_Short task_
How many of the lines that follow contain the word "means"? Give only the number.

* BEGIN Exercise data *

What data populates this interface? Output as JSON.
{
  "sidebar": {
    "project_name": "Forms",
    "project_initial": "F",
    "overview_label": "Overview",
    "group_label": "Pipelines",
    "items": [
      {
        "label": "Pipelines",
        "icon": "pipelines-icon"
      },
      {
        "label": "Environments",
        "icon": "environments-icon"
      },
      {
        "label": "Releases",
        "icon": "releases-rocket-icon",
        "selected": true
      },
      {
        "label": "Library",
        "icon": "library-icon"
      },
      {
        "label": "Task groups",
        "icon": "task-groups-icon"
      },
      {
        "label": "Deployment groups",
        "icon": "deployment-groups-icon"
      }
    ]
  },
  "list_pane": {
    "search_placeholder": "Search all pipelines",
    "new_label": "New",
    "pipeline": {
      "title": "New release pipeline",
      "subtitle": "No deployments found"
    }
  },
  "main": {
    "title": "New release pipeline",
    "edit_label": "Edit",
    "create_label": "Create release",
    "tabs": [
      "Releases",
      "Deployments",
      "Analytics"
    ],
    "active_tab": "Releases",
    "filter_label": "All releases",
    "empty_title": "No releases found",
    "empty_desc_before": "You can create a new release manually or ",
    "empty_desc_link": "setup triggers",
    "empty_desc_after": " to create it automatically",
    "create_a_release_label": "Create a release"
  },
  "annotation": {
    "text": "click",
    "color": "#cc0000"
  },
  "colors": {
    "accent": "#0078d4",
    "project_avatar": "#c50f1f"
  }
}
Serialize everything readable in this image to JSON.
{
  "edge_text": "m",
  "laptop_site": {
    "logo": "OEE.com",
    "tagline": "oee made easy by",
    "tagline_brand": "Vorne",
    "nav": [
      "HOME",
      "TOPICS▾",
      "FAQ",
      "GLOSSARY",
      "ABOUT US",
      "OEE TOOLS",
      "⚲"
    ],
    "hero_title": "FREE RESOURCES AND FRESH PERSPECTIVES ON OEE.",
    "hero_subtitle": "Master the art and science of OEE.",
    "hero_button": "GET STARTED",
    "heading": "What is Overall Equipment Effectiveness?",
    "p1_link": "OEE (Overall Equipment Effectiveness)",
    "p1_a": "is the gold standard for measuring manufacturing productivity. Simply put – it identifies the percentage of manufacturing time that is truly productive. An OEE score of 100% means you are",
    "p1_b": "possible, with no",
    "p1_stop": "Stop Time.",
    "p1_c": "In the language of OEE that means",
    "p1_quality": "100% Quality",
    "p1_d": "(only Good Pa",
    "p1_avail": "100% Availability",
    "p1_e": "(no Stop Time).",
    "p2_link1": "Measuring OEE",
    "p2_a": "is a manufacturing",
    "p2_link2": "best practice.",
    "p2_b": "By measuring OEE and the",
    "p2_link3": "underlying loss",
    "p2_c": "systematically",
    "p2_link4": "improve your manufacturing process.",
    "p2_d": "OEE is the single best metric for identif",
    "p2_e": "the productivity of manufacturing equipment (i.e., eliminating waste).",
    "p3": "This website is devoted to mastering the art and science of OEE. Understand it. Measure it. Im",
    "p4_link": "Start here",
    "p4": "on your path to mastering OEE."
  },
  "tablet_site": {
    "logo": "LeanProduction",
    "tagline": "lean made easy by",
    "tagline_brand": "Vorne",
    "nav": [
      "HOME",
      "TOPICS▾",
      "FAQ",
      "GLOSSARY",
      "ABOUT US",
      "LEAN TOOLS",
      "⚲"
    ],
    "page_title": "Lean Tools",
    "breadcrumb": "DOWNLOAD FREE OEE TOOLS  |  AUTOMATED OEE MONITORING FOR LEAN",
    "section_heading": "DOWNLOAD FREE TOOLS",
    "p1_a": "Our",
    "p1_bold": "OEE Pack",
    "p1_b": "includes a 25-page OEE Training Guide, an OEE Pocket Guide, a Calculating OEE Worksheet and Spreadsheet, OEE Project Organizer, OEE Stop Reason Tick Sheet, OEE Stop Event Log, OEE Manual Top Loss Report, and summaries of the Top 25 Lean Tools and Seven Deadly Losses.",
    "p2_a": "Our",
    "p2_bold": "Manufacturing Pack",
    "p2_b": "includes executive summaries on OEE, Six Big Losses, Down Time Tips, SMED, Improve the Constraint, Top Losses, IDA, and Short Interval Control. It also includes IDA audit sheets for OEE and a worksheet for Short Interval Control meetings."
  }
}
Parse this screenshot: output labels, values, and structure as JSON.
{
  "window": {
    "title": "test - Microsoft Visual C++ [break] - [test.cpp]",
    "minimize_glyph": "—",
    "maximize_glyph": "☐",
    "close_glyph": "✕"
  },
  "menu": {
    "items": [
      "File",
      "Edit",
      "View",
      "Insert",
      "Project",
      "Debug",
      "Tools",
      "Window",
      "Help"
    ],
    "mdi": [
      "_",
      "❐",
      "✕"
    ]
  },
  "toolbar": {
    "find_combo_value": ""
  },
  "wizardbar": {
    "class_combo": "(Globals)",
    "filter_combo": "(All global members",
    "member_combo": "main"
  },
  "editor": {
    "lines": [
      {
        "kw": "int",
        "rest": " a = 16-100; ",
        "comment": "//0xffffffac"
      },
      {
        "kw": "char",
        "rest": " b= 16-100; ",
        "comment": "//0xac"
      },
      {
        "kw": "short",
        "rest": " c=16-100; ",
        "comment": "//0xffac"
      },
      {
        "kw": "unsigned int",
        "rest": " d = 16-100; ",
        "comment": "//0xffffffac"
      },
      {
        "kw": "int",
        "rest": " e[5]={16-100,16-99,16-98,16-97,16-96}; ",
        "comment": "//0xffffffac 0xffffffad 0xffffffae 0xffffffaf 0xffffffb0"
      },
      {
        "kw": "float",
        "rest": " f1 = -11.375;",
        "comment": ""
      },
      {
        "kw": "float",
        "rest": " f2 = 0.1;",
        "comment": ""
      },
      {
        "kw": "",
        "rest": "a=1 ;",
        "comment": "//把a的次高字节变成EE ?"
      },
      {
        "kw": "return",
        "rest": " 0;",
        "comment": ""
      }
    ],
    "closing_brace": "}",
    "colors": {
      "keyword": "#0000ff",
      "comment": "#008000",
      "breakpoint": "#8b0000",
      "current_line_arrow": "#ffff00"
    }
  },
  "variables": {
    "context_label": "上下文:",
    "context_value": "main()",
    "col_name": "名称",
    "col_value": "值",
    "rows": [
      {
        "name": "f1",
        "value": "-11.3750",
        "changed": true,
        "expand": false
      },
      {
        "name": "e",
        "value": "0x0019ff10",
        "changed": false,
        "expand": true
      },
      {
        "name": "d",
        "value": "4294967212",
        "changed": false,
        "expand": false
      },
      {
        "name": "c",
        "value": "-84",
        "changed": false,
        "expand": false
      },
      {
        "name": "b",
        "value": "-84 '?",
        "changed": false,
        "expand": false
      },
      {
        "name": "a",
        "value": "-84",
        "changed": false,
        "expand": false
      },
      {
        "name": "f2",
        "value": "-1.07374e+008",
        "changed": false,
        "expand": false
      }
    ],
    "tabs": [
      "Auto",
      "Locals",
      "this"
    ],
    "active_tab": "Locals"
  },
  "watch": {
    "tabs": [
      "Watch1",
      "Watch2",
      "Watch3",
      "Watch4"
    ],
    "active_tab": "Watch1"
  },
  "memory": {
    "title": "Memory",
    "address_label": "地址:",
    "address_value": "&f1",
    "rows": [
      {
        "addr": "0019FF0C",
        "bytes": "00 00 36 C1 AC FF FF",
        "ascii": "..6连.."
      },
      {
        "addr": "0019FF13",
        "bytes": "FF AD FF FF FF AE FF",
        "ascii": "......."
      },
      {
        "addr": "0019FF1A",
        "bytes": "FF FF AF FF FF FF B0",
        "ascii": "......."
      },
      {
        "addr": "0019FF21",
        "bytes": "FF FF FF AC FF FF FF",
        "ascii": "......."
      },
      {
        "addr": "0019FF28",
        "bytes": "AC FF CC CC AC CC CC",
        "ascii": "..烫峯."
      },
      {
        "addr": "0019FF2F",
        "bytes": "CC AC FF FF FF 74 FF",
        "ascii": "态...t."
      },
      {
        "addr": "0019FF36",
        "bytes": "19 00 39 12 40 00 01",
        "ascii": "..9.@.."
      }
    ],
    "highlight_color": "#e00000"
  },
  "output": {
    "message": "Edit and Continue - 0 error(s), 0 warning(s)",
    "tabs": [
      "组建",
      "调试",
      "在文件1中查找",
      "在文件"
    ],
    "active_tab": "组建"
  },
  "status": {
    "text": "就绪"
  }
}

* END Exercise data *

_Full answer_
2